Set problem: Copy the following data line for line, changing nothing.

Data entries:
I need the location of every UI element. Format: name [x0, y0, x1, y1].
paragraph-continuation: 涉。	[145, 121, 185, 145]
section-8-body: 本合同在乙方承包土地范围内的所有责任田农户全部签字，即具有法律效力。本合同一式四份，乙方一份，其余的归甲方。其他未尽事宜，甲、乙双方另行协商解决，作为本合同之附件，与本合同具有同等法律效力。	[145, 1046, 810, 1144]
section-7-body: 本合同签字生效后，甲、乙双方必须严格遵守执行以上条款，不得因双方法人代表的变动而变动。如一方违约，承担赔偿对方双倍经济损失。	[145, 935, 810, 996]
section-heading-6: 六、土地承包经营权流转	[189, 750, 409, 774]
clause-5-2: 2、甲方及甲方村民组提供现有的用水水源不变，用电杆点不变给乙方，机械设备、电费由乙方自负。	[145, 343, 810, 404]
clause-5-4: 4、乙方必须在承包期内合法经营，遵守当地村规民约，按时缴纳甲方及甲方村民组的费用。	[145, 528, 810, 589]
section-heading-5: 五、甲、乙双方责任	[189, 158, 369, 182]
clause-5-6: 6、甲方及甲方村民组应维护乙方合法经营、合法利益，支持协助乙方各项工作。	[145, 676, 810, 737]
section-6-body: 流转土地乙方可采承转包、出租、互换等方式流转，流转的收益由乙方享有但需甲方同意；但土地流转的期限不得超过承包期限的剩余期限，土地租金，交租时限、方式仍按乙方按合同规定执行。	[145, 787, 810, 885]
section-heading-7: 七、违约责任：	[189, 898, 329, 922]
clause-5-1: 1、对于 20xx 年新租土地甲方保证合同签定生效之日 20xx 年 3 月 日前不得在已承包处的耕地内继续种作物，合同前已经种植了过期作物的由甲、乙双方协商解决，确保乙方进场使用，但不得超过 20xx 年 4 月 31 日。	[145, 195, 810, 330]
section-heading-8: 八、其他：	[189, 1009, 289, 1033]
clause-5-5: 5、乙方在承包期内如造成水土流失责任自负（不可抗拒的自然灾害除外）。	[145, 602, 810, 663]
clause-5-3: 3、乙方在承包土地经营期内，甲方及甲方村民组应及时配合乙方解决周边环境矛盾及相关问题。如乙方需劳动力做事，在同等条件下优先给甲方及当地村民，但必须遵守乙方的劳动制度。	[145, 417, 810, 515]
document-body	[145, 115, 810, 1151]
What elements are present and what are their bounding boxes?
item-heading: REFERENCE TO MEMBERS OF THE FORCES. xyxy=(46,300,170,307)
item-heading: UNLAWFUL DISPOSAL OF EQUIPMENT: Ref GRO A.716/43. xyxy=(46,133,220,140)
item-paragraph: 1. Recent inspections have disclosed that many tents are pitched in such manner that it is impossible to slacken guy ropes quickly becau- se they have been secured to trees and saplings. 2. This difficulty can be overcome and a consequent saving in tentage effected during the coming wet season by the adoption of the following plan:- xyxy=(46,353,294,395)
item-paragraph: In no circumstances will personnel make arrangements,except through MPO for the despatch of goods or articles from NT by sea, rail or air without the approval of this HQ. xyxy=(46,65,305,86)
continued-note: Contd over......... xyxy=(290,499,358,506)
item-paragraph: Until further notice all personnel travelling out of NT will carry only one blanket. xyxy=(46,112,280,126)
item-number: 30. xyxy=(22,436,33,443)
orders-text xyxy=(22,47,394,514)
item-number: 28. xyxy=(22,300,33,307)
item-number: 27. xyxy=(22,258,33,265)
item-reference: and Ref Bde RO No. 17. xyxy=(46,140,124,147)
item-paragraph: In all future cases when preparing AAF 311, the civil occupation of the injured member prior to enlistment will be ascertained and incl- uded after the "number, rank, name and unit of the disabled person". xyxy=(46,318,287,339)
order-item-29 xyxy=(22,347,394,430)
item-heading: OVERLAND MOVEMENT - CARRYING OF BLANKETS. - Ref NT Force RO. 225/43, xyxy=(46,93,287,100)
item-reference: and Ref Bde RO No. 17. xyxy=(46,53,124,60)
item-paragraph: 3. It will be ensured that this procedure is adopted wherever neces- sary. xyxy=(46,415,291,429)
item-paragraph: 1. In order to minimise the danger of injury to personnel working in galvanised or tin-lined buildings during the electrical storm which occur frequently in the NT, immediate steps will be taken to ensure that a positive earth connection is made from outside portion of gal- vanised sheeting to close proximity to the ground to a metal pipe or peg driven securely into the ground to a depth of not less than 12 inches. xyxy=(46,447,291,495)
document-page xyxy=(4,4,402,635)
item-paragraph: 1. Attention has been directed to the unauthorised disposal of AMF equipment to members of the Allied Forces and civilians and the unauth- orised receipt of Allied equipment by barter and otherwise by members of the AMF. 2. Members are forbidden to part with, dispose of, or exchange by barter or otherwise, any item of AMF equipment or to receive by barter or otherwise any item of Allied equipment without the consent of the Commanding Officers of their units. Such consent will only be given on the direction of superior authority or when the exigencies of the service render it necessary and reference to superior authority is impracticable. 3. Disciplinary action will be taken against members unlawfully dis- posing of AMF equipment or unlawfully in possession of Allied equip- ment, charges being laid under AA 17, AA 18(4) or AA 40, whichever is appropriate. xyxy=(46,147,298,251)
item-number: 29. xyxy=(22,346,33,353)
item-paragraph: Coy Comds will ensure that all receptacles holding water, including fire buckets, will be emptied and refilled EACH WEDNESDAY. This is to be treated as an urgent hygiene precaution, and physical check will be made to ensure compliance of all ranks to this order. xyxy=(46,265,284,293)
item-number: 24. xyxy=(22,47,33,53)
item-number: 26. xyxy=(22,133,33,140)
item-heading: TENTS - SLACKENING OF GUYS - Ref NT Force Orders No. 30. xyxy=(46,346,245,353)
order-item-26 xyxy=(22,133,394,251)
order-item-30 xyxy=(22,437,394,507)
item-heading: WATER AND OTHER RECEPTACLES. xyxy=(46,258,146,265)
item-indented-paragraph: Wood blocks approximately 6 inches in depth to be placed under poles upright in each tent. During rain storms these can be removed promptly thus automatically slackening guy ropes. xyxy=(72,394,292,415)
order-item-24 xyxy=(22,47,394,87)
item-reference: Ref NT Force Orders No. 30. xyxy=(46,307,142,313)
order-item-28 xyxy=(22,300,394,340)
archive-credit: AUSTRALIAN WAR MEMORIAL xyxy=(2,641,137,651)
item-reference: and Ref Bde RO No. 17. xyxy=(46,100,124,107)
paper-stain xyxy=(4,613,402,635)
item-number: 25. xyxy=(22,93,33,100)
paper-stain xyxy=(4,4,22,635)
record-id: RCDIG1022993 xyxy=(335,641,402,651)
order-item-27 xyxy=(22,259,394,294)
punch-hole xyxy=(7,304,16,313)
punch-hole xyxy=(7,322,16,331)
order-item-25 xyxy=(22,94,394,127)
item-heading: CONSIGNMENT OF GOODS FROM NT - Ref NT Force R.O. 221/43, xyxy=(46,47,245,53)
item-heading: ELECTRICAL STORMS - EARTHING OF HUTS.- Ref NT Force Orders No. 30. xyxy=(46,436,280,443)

Full solution:
I need the location of every UI element. Format: name [x0, y0, x1, y1].
paragraph-continuation: 涉。	[145, 121, 185, 145]
section-8-body: 本合同在乙方承包土地范围内的所有责任田农户全部签字，即具有法律效力。本合同一式四份，乙方一份，其余的归甲方。其他未尽事宜，甲、乙双方另行协商解决，作为本合同之附件，与本合同具有同等法律效力。	[145, 1046, 810, 1144]
section-7-body: 本合同签字生效后，甲、乙双方必须严格遵守执行以上条款，不得因双方法人代表的变动而变动。如一方违约，承担赔偿对方双倍经济损失。	[145, 935, 810, 996]
section-heading-6: 六、土地承包经营权流转	[189, 750, 409, 774]
clause-5-2: 2、甲方及甲方村民组提供现有的用水水源不变，用电杆点不变给乙方，机械设备、电费由乙方自负。	[145, 343, 810, 404]
clause-5-4: 4、乙方必须在承包期内合法经营，遵守当地村规民约，按时缴纳甲方及甲方村民组的费用。	[145, 528, 810, 589]
section-heading-5: 五、甲、乙双方责任	[189, 158, 369, 182]
clause-5-6: 6、甲方及甲方村民组应维护乙方合法经营、合法利益，支持协助乙方各项工作。	[145, 676, 810, 737]
section-6-body: 流转土地乙方可采承转包、出租、互换等方式流转，流转的收益由乙方享有但需甲方同意；但土地流转的期限不得超过承包期限的剩余期限，土地租金，交租时限、方式仍按乙方按合同规定执行。	[145, 787, 810, 885]
section-heading-7: 七、违约责任：	[189, 898, 329, 922]
clause-5-1: 1、对于 20xx 年新租土地甲方保证合同签定生效之日 20xx 年 3 月 日前不得在已承包处的耕地内继续种作物，合同前已经种植了过期作物的由甲、乙双方协商解决，确保乙方进场使用，但不得超过 20xx 年 4 月 31 日。	[145, 195, 810, 330]
section-heading-8: 八、其他：	[189, 1009, 289, 1033]
clause-5-5: 5、乙方在承包期内如造成水土流失责任自负（不可抗拒的自然灾害除外）。	[145, 602, 810, 663]
clause-5-3: 3、乙方在承包土地经营期内，甲方及甲方村民组应及时配合乙方解决周边环境矛盾及相关问题。如乙方需劳动力做事，在同等条件下优先给甲方及当地村民，但必须遵守乙方的劳动制度。	[145, 417, 810, 515]
document-body	[145, 115, 810, 1151]
What elements are present and what are their bounding boxes?
item-heading: REFERENCE TO MEMBERS OF THE FORCES. xyxy=(46,300,170,307)
item-heading: UNLAWFUL DISPOSAL OF EQUIPMENT: Ref GRO A.716/43. xyxy=(46,133,220,140)
item-paragraph: 1. Recent inspections have disclosed that many tents are pitched in such manner that it is impossible to slacken guy ropes quickly becau- se they have been secured to trees and saplings. 2. This difficulty can be overcome and a consequent saving in tentage effected during the coming wet season by the adoption of the following plan:- xyxy=(46,353,294,395)
item-paragraph: In no circumstances will personnel make arrangements,except through MPO for the despatch of goods or articles from NT by sea, rail or air without the approval of this HQ. xyxy=(46,65,305,86)
continued-note: Contd over......... xyxy=(290,499,358,506)
item-paragraph: Until further notice all personnel travelling out of NT will carry only one blanket. xyxy=(46,112,280,126)
item-number: 30. xyxy=(22,436,33,443)
orders-text xyxy=(22,47,394,514)
item-number: 28. xyxy=(22,300,33,307)
item-number: 27. xyxy=(22,258,33,265)
item-reference: and Ref Bde RO No. 17. xyxy=(46,140,124,147)
item-paragraph: In all future cases when preparing AAF 311, the civil occupation of the injured member prior to enlistment will be ascertained and incl- uded after the "number, rank, name and unit of the disabled person". xyxy=(46,318,287,339)
order-item-29 xyxy=(22,347,394,430)
item-heading: OVERLAND MOVEMENT - CARRYING OF BLANKETS. - Ref NT Force RO. 225/43, xyxy=(46,93,287,100)
item-reference: and Ref Bde RO No. 17. xyxy=(46,53,124,60)
item-paragraph: 3. It will be ensured that this procedure is adopted wherever neces- sary. xyxy=(46,415,291,429)
item-paragraph: 1. In order to minimise the danger of injury to personnel working in galvanised or tin-lined buildings during the electrical storm which occur frequently in the NT, immediate steps will be taken to ensure that a positive earth connection is made from outside portion of gal- vanised sheeting to close proximity to the ground to a metal pipe or peg driven securely into the ground to a depth of not less than 12 inches. xyxy=(46,447,291,495)
document-page xyxy=(4,4,402,635)
item-paragraph: 1. Attention has been directed to the unauthorised disposal of AMF equipment to members of the Allied Forces and civilians and the unauth- orised receipt of Allied equipment by barter and otherwise by members of the AMF. 2. Members are forbidden to part with, dispose of, or exchange by barter or otherwise, any item of AMF equipment or to receive by barter or otherwise any item of Allied equipment without the consent of the Commanding Officers of their units. Such consent will only be given on the direction of superior authority or when the exigencies of the service render it necessary and reference to superior authority is impracticable. 3. Disciplinary action will be taken against members unlawfully dis- posing of AMF equipment or unlawfully in possession of Allied equip- ment, charges being laid under AA 17, AA 18(4) or AA 40, whichever is appropriate. xyxy=(46,147,298,251)
item-number: 29. xyxy=(22,346,33,353)
item-paragraph: Coy Comds will ensure that all receptacles holding water, including fire buckets, will be emptied and refilled EACH WEDNESDAY. This is to be treated as an urgent hygiene precaution, and physical check will be made to ensure compliance of all ranks to this order. xyxy=(46,265,284,293)
item-number: 24. xyxy=(22,47,33,53)
item-number: 26. xyxy=(22,133,33,140)
item-heading: TENTS - SLACKENING OF GUYS - Ref NT Force Orders No. 30. xyxy=(46,346,245,353)
order-item-26 xyxy=(22,133,394,251)
order-item-30 xyxy=(22,437,394,507)
item-heading: WATER AND OTHER RECEPTACLES. xyxy=(46,258,146,265)
item-indented-paragraph: Wood blocks approximately 6 inches in depth to be placed under poles upright in each tent. During rain storms these can be removed promptly thus automatically slackening guy ropes. xyxy=(72,394,292,415)
order-item-24 xyxy=(22,47,394,87)
item-reference: Ref NT Force Orders No. 30. xyxy=(46,307,142,313)
order-item-28 xyxy=(22,300,394,340)
archive-credit: AUSTRALIAN WAR MEMORIAL xyxy=(2,641,137,651)
item-reference: and Ref Bde RO No. 17. xyxy=(46,100,124,107)
paper-stain xyxy=(4,613,402,635)
item-number: 25. xyxy=(22,93,33,100)
paper-stain xyxy=(4,4,22,635)
record-id: RCDIG1022993 xyxy=(335,641,402,651)
order-item-27 xyxy=(22,259,394,294)
punch-hole xyxy=(7,304,16,313)
punch-hole xyxy=(7,322,16,331)
order-item-25 xyxy=(22,94,394,127)
item-heading: CONSIGNMENT OF GOODS FROM NT - Ref NT Force R.O. 221/43, xyxy=(46,47,245,53)
item-heading: ELECTRICAL STORMS - EARTHING OF HUTS.- Ref NT Force Orders No. 30. xyxy=(46,436,280,443)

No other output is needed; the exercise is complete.